(Stored data)
"""
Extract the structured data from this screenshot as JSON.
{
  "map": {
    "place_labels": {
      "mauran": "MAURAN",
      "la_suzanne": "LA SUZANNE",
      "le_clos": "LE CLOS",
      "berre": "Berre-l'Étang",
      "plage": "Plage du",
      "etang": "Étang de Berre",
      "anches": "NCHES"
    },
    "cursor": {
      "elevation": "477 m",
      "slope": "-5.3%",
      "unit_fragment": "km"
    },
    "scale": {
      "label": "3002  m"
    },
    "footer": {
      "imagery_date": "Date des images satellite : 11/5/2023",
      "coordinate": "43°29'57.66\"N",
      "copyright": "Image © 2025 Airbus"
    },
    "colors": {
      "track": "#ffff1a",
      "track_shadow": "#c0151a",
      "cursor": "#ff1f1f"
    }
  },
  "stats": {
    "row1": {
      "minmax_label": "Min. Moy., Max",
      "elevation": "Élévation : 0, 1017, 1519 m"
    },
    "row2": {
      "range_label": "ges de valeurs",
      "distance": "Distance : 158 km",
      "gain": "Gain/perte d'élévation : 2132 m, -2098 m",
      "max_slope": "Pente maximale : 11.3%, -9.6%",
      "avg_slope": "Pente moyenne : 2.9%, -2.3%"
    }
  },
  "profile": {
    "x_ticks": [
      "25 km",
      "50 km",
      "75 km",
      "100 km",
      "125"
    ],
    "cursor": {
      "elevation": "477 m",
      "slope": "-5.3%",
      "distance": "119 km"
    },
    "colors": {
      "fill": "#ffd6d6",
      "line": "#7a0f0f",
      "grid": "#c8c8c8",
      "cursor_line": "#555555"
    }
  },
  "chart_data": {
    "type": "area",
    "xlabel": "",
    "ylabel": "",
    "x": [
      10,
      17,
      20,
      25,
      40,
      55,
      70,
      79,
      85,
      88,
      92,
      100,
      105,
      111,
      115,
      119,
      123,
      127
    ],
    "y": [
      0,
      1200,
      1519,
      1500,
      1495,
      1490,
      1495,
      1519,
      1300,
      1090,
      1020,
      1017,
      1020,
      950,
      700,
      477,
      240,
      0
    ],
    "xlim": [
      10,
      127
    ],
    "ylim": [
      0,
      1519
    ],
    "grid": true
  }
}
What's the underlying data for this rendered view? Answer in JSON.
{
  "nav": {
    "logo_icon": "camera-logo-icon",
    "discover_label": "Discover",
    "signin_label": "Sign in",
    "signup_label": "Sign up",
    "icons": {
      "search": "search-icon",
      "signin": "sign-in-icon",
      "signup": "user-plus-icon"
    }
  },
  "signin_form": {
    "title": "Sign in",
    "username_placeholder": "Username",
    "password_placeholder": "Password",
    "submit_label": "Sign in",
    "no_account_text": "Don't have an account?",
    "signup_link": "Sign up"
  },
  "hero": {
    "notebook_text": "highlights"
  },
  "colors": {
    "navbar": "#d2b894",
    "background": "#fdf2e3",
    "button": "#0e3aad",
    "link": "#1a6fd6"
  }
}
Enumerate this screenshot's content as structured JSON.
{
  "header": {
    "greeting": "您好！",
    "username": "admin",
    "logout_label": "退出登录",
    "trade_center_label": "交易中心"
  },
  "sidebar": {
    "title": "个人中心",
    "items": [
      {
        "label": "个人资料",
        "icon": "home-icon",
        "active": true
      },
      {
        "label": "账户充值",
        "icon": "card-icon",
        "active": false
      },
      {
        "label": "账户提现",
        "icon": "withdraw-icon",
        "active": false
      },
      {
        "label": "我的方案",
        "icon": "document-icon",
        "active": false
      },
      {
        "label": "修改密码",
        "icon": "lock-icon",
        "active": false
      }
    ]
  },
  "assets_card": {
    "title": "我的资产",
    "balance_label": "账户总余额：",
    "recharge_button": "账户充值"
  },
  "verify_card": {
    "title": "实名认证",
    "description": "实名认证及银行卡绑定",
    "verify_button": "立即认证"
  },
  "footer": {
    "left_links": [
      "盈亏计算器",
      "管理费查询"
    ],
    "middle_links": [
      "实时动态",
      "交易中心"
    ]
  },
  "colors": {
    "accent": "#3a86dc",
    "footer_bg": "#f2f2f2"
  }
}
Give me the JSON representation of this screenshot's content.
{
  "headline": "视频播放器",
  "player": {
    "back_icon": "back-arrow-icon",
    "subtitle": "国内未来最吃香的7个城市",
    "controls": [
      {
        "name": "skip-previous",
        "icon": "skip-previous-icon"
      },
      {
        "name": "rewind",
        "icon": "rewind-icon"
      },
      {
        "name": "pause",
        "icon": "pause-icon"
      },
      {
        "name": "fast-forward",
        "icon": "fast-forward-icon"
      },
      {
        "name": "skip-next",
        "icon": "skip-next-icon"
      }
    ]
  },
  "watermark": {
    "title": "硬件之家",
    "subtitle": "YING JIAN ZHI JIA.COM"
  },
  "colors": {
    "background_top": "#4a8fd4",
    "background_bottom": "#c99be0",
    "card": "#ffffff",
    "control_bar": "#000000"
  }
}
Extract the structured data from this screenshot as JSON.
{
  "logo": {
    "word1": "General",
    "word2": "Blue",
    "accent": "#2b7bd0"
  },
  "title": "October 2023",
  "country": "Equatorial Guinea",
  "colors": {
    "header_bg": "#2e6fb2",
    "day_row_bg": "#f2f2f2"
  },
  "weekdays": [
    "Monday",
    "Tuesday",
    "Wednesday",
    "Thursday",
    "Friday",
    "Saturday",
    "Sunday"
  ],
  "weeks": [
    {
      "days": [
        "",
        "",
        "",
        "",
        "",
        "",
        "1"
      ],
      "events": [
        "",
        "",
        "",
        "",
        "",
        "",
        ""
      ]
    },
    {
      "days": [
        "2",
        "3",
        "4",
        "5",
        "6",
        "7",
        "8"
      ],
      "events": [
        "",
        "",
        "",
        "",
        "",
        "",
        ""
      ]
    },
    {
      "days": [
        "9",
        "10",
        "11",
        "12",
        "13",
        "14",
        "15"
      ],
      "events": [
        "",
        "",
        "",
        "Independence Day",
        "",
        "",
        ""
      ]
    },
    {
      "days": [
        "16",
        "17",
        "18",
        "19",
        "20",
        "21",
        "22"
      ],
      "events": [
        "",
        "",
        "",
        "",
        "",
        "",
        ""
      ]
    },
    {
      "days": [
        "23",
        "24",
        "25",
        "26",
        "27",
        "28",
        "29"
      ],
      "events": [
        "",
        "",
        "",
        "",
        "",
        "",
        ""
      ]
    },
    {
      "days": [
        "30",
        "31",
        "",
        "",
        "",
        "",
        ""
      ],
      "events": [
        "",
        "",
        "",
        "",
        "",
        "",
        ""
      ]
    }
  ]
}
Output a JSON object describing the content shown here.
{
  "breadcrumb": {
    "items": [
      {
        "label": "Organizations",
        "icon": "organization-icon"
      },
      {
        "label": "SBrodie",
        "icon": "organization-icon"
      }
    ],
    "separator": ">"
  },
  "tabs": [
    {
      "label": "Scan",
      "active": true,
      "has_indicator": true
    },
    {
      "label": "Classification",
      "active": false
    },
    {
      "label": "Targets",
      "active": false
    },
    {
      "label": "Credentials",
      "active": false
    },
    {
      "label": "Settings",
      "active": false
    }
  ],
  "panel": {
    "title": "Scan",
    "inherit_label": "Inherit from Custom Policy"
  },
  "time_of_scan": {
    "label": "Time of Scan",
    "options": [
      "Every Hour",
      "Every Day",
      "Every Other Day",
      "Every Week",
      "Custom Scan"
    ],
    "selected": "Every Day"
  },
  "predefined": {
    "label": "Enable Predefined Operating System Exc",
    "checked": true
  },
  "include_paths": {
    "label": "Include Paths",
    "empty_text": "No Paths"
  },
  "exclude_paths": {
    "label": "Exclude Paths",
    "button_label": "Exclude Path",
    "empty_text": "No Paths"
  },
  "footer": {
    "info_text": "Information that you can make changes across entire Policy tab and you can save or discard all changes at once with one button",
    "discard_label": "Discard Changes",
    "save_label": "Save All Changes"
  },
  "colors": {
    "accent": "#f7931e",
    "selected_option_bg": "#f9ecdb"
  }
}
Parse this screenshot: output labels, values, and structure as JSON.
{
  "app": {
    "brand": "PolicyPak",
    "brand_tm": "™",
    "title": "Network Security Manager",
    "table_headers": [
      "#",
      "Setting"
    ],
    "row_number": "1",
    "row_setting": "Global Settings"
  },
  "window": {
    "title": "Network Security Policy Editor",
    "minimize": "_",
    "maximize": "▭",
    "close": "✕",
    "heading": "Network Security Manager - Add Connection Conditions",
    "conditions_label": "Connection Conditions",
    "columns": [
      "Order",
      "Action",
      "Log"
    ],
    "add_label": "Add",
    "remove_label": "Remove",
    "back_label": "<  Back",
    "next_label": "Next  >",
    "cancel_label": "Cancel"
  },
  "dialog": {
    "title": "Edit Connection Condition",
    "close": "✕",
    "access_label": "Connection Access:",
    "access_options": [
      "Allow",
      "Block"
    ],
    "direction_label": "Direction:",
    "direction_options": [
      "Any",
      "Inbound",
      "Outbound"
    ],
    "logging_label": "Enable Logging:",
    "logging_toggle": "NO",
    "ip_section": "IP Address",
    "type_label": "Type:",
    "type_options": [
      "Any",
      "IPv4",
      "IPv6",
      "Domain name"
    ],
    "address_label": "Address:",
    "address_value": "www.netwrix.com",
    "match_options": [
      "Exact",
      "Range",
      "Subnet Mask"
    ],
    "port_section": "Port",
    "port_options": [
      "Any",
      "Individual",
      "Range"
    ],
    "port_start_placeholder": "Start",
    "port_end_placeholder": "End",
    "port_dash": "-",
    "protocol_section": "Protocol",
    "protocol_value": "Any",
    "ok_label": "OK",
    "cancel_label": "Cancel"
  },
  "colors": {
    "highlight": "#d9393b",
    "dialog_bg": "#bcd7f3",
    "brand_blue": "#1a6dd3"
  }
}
"""
WRITTEN EXERCISE
Where a line in the entries holds the word "previous", copy that line.

EXPECTED ANSWER
        "name": "skip-previous",
        "icon": "skip-previous-icon"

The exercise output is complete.